(GIVEN REQUEST) Using the records below, report how many lines hold "VEDLAGT", with no extra text.

(DATA)

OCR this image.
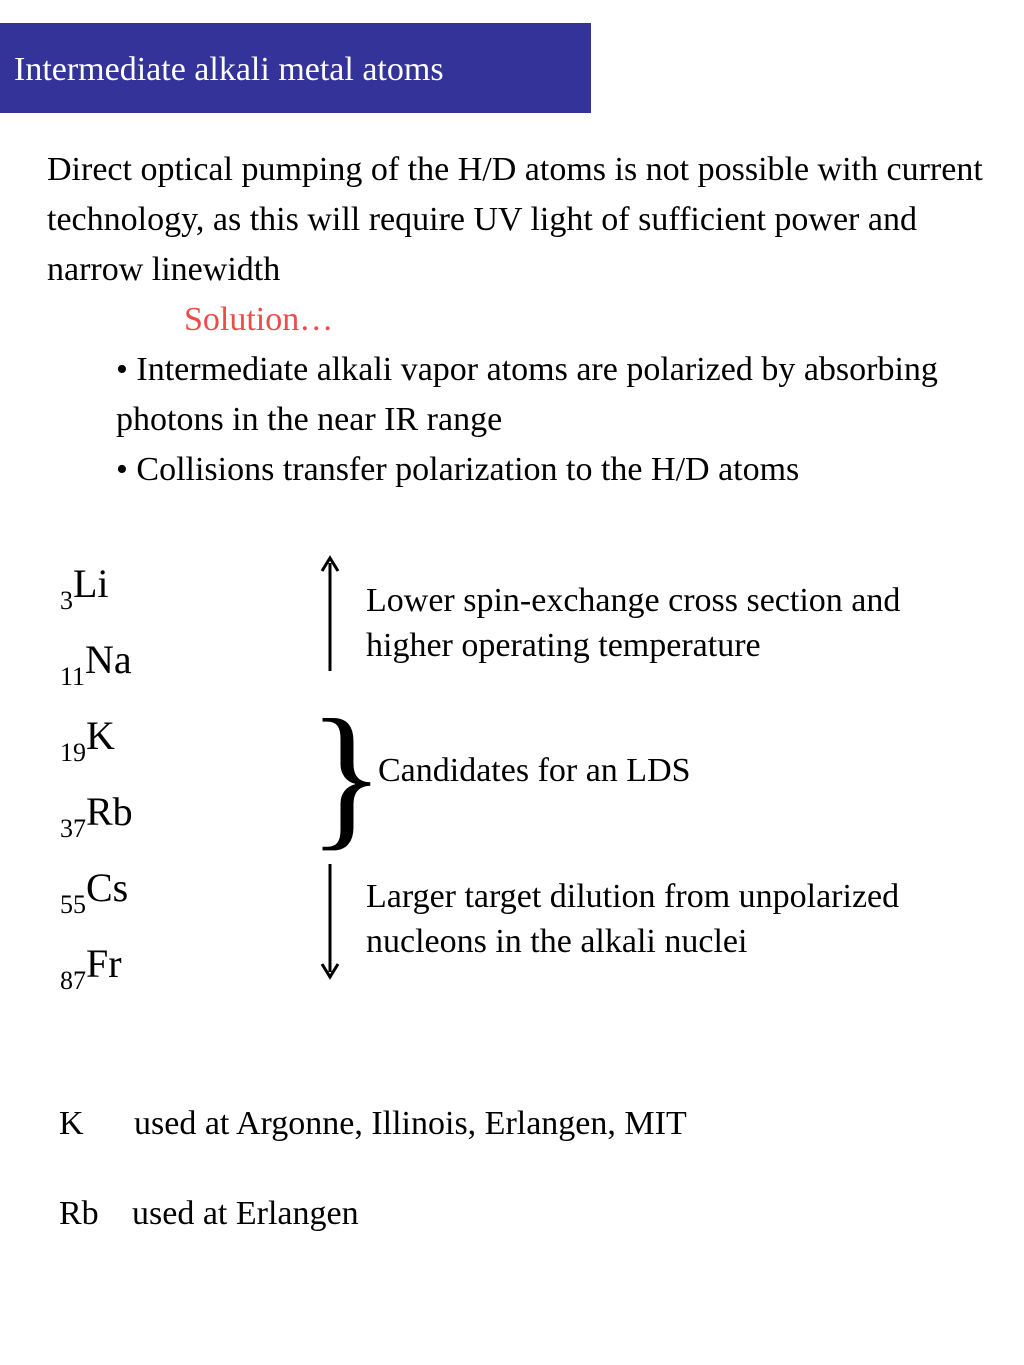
Intermediate alkali metal atoms
Direct optical pumping of the H/D atoms is not possible with current technology, as this will require UV light of sufficient power and narrow linewidth
Solution…

• Intermediate alkali vapor atoms are polarized by absorbing photons in the near IR range

• Collisions transfer polarization to the H/D atoms

$_3$Li
$_{11}$Na
$_{19}$K
$_{37}$Rb
$_{55}$Cs
$_{87}$Fr
Lower spin-exchange cross section and higher operating temperature
}
Candidates for an LDS
Larger target dilution from unpolarized nucleons in the alkali nuclei
K used at Argonne, Illinois, Erlangen, MIT
Rb used at Erlangen
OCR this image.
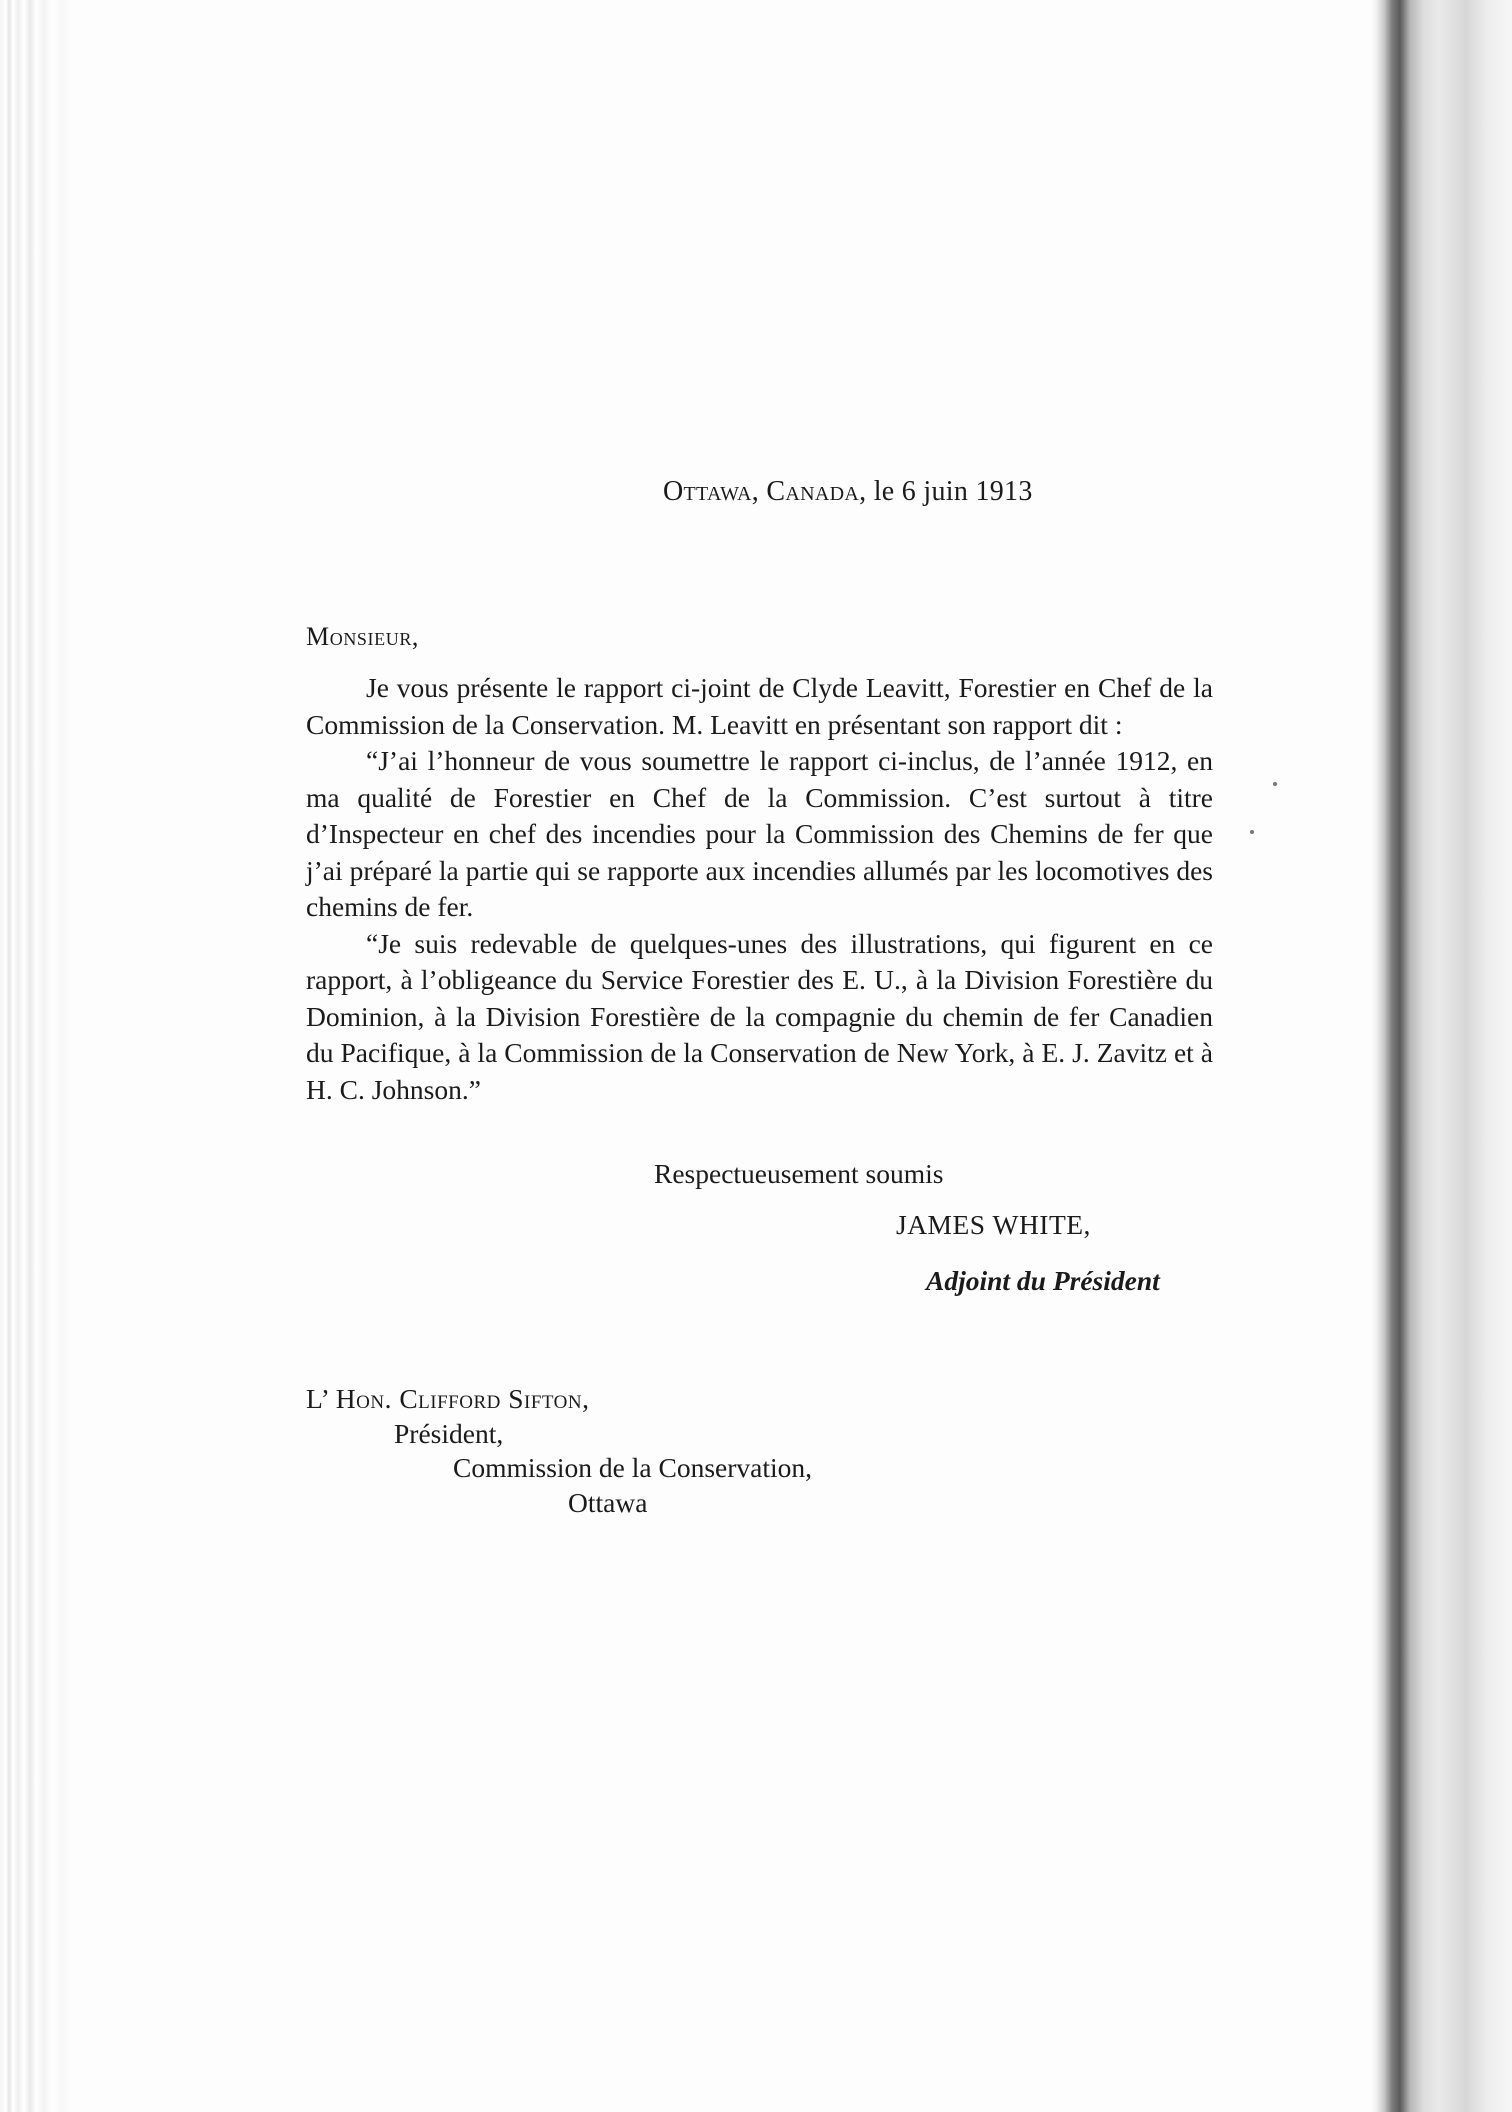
Ottawa, Canada, le 6 juin 1913
Monsieur,

Je vous présente le rapport ci-joint de Clyde Leavitt, Forestier en Chef de la Commission de la Conservation. M. Leavitt en présentant son rapport dit :

“J’ai l’honneur de vous soumettre le rapport ci-inclus, de l’année 1912, en ma qualité de Forestier en Chef de la Commission. C’est surtout à titre d’Inspecteur en chef des incendies pour la Commission des Chemins de fer que j’ai préparé la partie qui se rapporte aux incendies allumés par les locomotives des chemins de fer.

“Je suis redevable de quelques-unes des illustrations, qui figurent en ce rapport, à l’obligeance du Service Forestier des E. U., à la Division Forestière du Dominion, à la Division Forestière de la compagnie du chemin de fer Canadien du Pacifique, à la Commission de la Conservation de New York, à E. J. Zavitz et à H. C. Johnson.”

Respectueusement soumis
JAMES WHITE,
Adjoint du Président
L’ Hon. Clifford Sifton,
Président,
Commission de la Conservation,
Ottawa
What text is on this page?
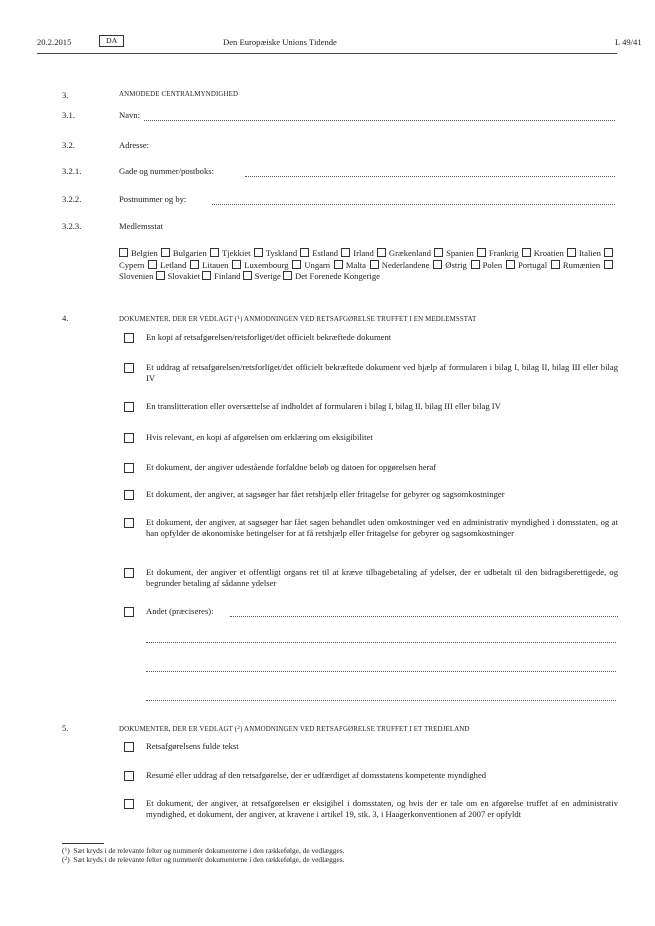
20.2.2015	DA	Den Europæiske Unions Tidende	L 49/41
3.	ANMODEDE CENTRALMYNDIGHED
3.1.	Navn:
3.2.	Adresse:
3.2.1.	Gade og nummer/postboks:
3.2.2.	Postnummer og by:
3.2.3.	Medlemsstat
Belgien Bulgarien Tjekkiet Tyskland Estland Irland Grækenland Spanien Frankrig Kroatien Italien Cypern Letland Litauen Luxembourg Ungarn Malta Nederlandene Østrig Polen Portugal Rumænien Slovenien Slovakiet Finland Sverige Det Forenede Kongerige
4.	DOKUMENTER, DER ER VEDLAGT ($^1$) ANMODNINGEN VED RETSAFGØRELSE TRUFFET I EN MEDLEMSSTAT
En kopi af retsafgørelsen/retsforliget/det officielt bekræftede dokument
Et uddrag af retsafgørelsen/retsforliget/det officielt bekræftede dokument ved hjælp af formularen i bilag I, bilag II, bilag III eller bilag IV
En translitteration eller oversættelse af indholdet af formularen i bilag I, bilag II, bilag III eller bilag IV
Hvis relevant, en kopi af afgørelsen om erklæring om eksigibilitet
Et dokument, der angiver udestående forfaldne beløb og datoen for opgørelsen heraf
Et dokument, der angiver, at sagsøger har fået retshjælp eller fritagelse for gebyrer og sagsomkostninger
Et dokument, der angiver, at sagsøger har fået sagen behandlet uden omkostninger ved en administrativ myndighed i domsstaten, og at han opfylder de økonomiske betingelser for at få retshjælp eller fritagelse for gebyrer og sagsomkostninger
Et dokument, der angiver et offentligt organs ret til at kræve tilbagebetaling af ydelser, der er udbetalt til den bidragsberettigede, og begrunder betaling af sådanne ydelser
Andet (præciseres):
5.	DOKUMENTER, DER ER VEDLAGT ($^2$) ANMODNINGEN VED RETSAFGØRELSE TRUFFET I ET TREDJELAND
Retsafgørelsens fulde tekst
Resumé eller uddrag af den retsafgørelse, der er udfærdiget af domsstatens kompetente myndighed
Et dokument, der angiver, at retsafgørelsen er eksigibel i domsstaten, og hvis der er tale om en afgørelse truffet af en administrativ myndighed, et dokument, der angiver, at kravene i artikel 19, stk. 3, i Haagerkonventionen af 2007 er opfyldt
($^1$)  Sæt kryds i de relevante felter og nummerér dokumenterne i den rækkefølge, de vedlægges.
($^2$)  Sæt kryds i de relevante felter og nummerér dokumenterne i den rækkefølge, de vedlægges.
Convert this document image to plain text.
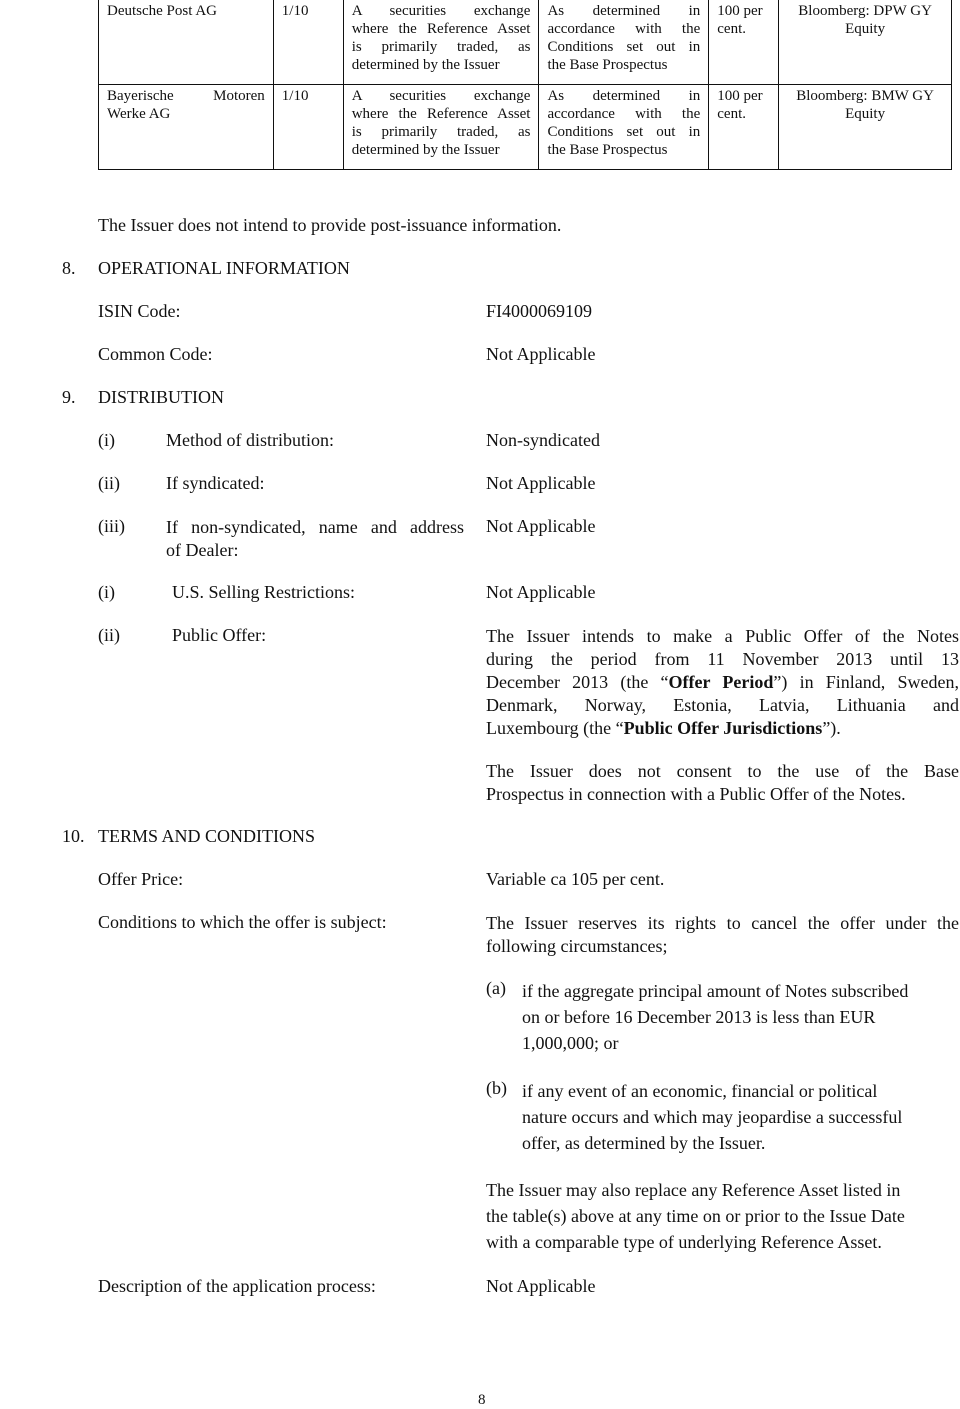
Deutsche Post AG	1/10	A securities exchange
where the Reference Asset
is primarily traded, as
determined by the Issuer	As determined in
accordance with the
Conditions set out in
the Base Prospectus	100 per
cent.	Bloomberg: DPW GY
Equity

Bayerische Motoren
Werke AG	1/10	A securities exchange
where the Reference Asset
is primarily traded, as
determined by the Issuer	As determined in
accordance with the
Conditions set out in
the Base Prospectus	100 per
cent.	Bloomberg: BMW GY
Equity
The Issuer does not intend to provide post-issuance information.
8. OPERATIONAL INFORMATION
ISIN Code:	FI4000069109
Common Code:	Not Applicable
9. DISTRIBUTION
(i)	Method of distribution:	Non-syndicated
(ii)	If syndicated:	Not Applicable
(iii) If non-syndicated, name and address
of Dealer:
Not Applicable
(i)	U.S. Selling Restrictions:	Not Applicable
(ii)	Public Offer:	The Issuer intends to make a Public Offer of the Notes
during the period from 11 November 2013 until 13
December 2013 (the “Offer Period”) in Finland, Sweden,
Denmark, Norway, Estonia, Latvia, Lithuania and
Luxembourg (the “Public Offer Jurisdictions”).
The Issuer does not consent to the use of the Base
Prospectus in connection with a Public Offer of the Notes.
10. TERMS AND CONDITIONS
Offer Price:	Variable ca 105 per cent.
Conditions to which the offer is subject:	The Issuer reserves its rights to cancel the offer under the
following circumstances;
(a) if the aggregate principal amount of Notes subscribed
on or before 16 December 2013 is less than EUR
1,000,000; or
(b) if any event of an economic, financial or political
nature occurs and which may jeopardise a successful
offer, as determined by the Issuer.
The Issuer may also replace any Reference Asset listed in
the table(s) above at any time on or prior to the Issue Date
with a comparable type of underlying Reference Asset.
Description of the application process:	Not Applicable
8
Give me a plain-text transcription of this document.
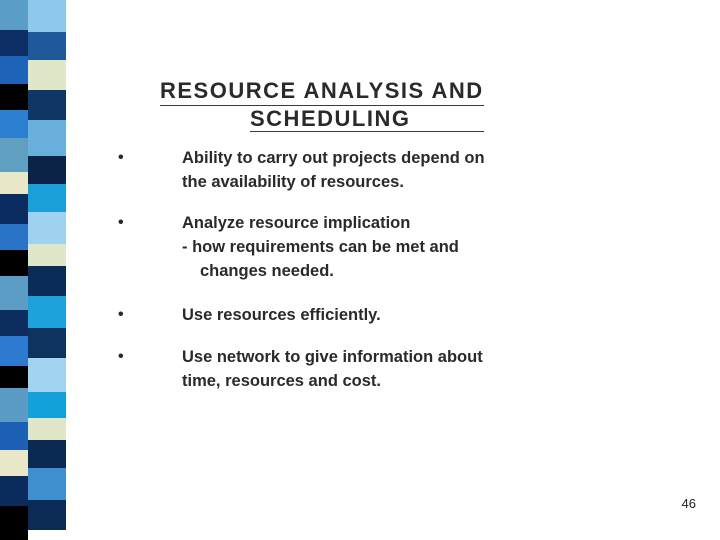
RESOURCE ANALYSIS AND
SCHEDULING
•	Ability to carry out projects depend on
the availability of resources.
•	Analyze resource implication
- how requirements can be met and
changes needed.
•	Use resources efficiently.
•	Use network to give information about
time, resources and cost.
46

(WRITTEN REPLY) 2